Gather each line of the entries below that includes "buspasach".

====== DATASET RECORDS ======

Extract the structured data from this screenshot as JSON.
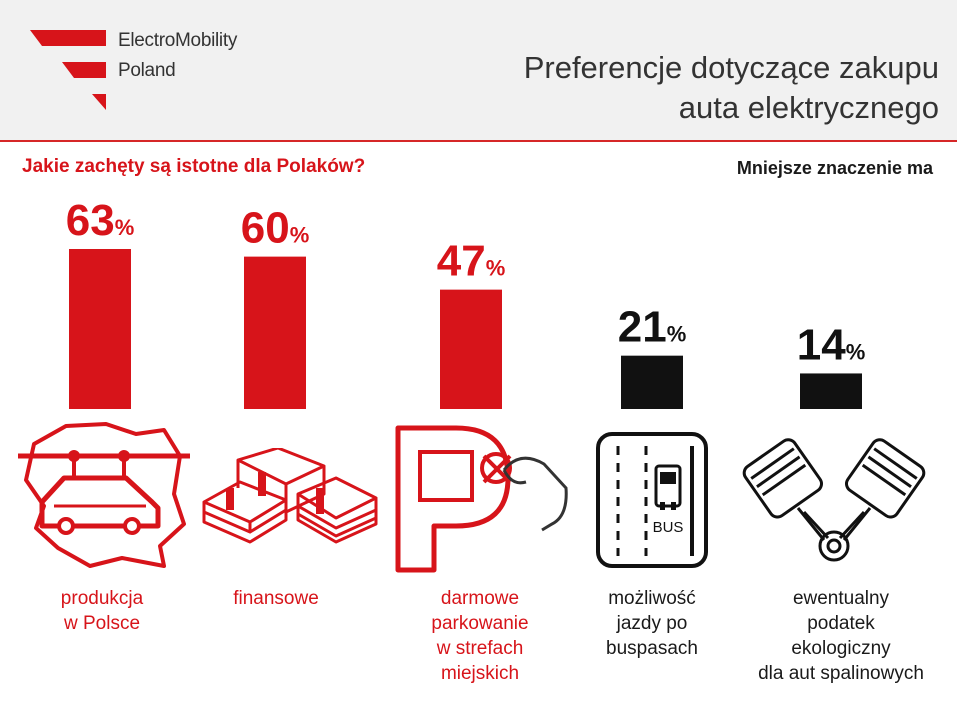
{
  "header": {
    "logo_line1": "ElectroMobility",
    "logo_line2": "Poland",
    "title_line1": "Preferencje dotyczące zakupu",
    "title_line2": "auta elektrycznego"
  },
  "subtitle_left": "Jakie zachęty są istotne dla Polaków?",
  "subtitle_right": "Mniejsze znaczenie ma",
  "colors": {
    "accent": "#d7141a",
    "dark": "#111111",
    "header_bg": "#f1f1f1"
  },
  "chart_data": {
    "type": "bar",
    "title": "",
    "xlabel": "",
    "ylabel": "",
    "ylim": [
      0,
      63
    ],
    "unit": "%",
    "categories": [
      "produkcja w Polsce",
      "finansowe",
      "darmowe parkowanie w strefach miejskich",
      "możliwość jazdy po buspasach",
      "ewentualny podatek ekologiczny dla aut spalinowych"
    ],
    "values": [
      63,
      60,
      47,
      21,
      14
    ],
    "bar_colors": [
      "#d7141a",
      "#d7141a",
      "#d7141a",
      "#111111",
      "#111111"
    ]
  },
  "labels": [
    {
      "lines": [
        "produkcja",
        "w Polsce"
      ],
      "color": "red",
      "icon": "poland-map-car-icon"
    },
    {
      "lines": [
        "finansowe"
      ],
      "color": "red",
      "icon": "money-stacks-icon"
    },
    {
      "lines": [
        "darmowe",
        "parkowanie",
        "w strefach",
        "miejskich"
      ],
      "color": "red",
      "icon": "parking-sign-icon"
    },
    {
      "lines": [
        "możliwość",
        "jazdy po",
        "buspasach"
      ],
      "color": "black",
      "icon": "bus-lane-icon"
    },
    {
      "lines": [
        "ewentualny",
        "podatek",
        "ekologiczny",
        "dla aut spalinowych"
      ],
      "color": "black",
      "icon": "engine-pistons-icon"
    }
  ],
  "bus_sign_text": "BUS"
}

======

FINAL RESULT:
      "możliwość jazdy po buspasach",
        "buspasach"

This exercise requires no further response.